Text section:

I think a lot of it is timing and luck. And a little bit of getting your foot in the door. One of our investors is a $1.8 billion financial institution. That's atypical anywhere, let alone in Iowa. Having them on board allowed us to get into a lot of rooms.
We serve everyone from the landlord taking in one payment to the individual buying a coffee with their cellphone, to billion-dollar corporations. Because we're so atypical and look at mobile payments differently, we got in the room with the Federal Reserve and the U.S. Treasury who allowed us to have a conversation, not only from a corporate standpoint, but from a government monetary distribution standpoint.
All banks are connected by one ACH system. Credit card companies utilize that same system to pay off your credit card charges. Banks internally set along that same system to move money in their own banks. This system in its own right is riddled with flaws — tons of fraud issues and waste and delays. If you've ever had a payment take a few days to clear, its because they're waiting on that ACH system.

Dataset excerpt:
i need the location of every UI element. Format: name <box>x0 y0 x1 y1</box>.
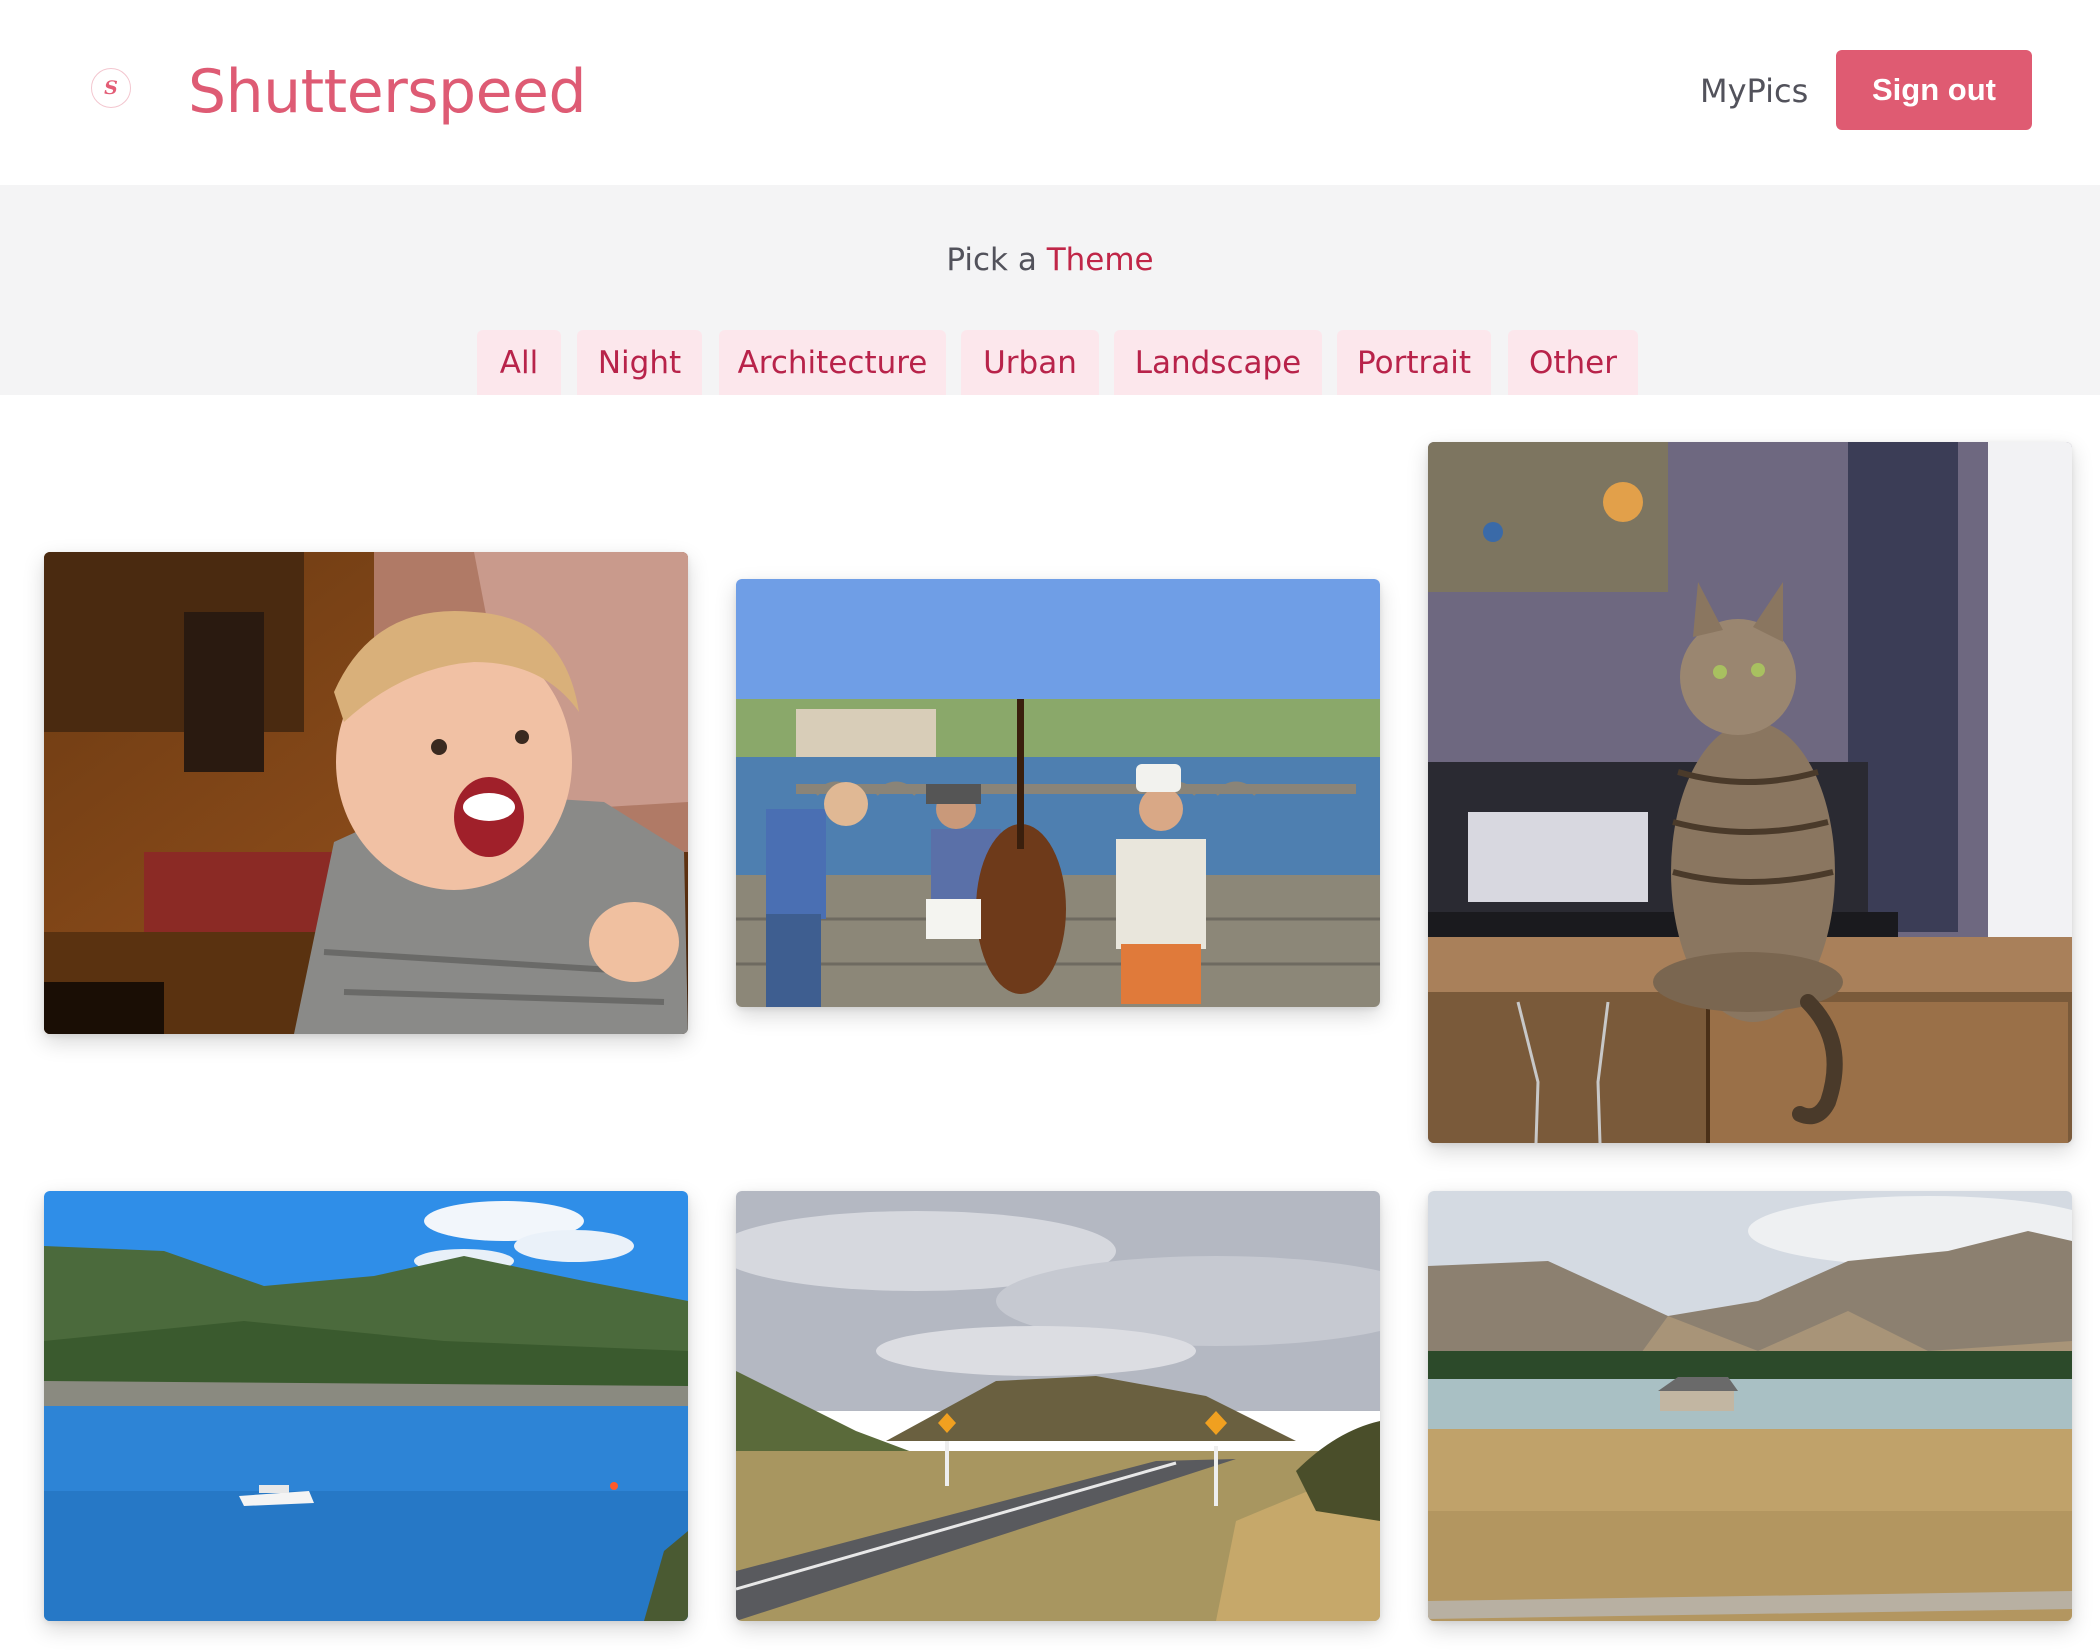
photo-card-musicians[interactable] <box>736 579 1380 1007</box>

Exercise aim:
Pick up the passage on mobile payments and the ACH system after its last sentence and keep going in the same voice. The listing has no connection to the passage on mobile payments and the ACH system.

The answer:
We want to fix that system between the banks, take out the delays and make it instant. If we can create this ubiquitous cash layer of distribution between consumers and merchants and developers and financial institutions, that actually fixes the problem.
No one has built a payment network in 30 years — since credit cards. Everybody has concentrated on how we build a portal for credit cards, from digital wallets to Square.
We don't believe in credit cards. We believe in authorization and in lower cost transfers. Our generation actually understands that when you buy sh*t, it comes out of your bank account and you have to pay for that.